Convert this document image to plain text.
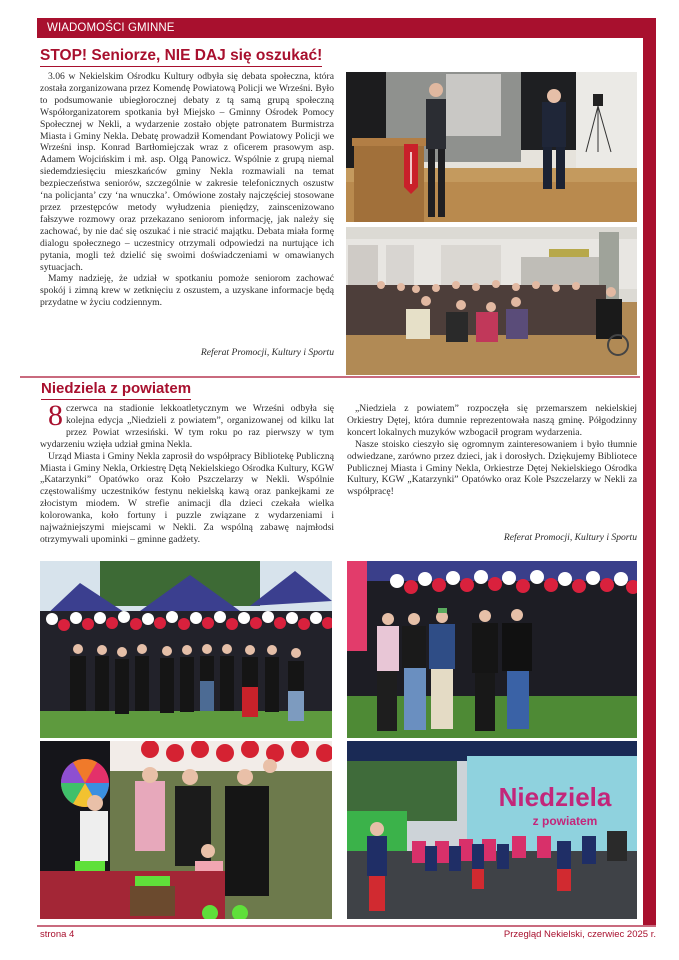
WIADOMOŚCI GMINNE
STOP! Seniorze, NIE DAJ się oszukać!

3.06 w Nekielskim Ośrodku Kultury odbyła się debata społeczna, która została zorganizowana przez Komendę Powiatową Policji we Wrześni. Było to podsumowanie ubiegłorocznej debaty z tą samą grupą społeczną Współorganizatorem spotkania był Miejsko – Gminny Ośrodek Pomocy Społecznej w Nekli, a wydarzenie zostało objęte patronatem Burmistrza Miasta i Gminy Nekla. Debatę prowadził Komendant Powiatowy Policji we Wrześni insp. Konrad Bartłomiejczak wraz z oficerem prasowym asp. Adamem Wojcińskim i mł. asp. Olgą Panowicz. Wspólnie z grupą niemal siedemdziesięciu mieszkańców gminy Nekla rozmawiali na temat bezpieczeństwa seniorów, szczególnie w zakresie telefonicznych oszustw ‘na policjanta’ czy ‘na wnuczka’. Omówione zostały najczęściej stosowane przez przestępców metody wyłudzenia pieniędzy, zainscenizowano fałszywe rozmowy oraz przekazano seniorom informację, jak należy się zachować, by nie dać się oszukać i nie stracić majątku. Debata miała formę dialogu społecznego – uczestnicy otrzymali odpowiedzi na nurtujące ich pytania, mogli też dzielić się swoimi doświadczeniami w omawianych sytuacjach.

Mamy nadzieję, że udział w spotkaniu pomoże seniorom zachować spokój i zimną krew w zetknięciu z oszustem, a uzyskane informacje będą przydatne w życiu codziennym.

Referat Promocji, Kultury i Sportu
Niedziela z powiatem

8 czerwca na stadionie lekkoatletycznym we Wrześni odbyła się kolejna edycja „Niedzieli z powiatem”, organizowanej od kilku lat przez Powiat wrzesiński. W tym roku po raz pierwszy w tym wydarzeniu wzięła udział gmina Nekla.

Urząd Miasta i Gminy Nekla zaprosił do współpracy Bibliotekę Publiczną Miasta i Gminy Nekla, Orkiestrę Dętą Nekielskiego Ośrodka Kultury, KGW „Katarzynki” Opatówko oraz Koło Pszczelarzy w Nekli. Wspólnie częstowaliśmy uczestników festynu nekielską kawą oraz pankejkami ze złocistym miodem. W strefie animacji dla dzieci czekała wielka kolorowanka, koło fortuny i puzzle związane z wydarzeniami i najważniejszymi miejscami w Nekli. Za wspólną zabawę najmłodsi otrzymywali upominki – gminne gadżety.

„Niedziela z powiatem” rozpoczęła się przemarszem nekielskiej Orkiestry Dętej, która dumnie reprezentowała naszą gminę. Półgodzinny koncert lokalnych muzyków wzbogacił program wydarzenia.

Nasze stoisko cieszyło się ogromnym zainteresowaniem i było tłumnie odwiedzane, zarówno przez dzieci, jak i dorosłych. Dziękujemy Bibliotece Publicznej Miasta i Gminy Nekla, Orkiestrze Dętej Nekielskiego Ośrodka Kultury, KGW „Katarzynki” Opatówko oraz Kole Pszczelarzy w Nekli za współpracę!

Referat Promocji, Kultury i Sportu
Niedziela
z powiatem
strona 4	Przegląd Nekielski, czerwiec 2025 r.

# # # #

## What is needed
Pick out lines containing the word "Niedziela", each one as written.

## Exercise result
Niedziela z powiatem
„Niedziela z powiatem” rozpoczęła się przemarszem nekielskiej Orkiestry Dętej, która dumnie reprezentowała naszą gminę. Półgodzinny koncert lokalnych muzyków wzbogacił program wydarzenia.
Niedziela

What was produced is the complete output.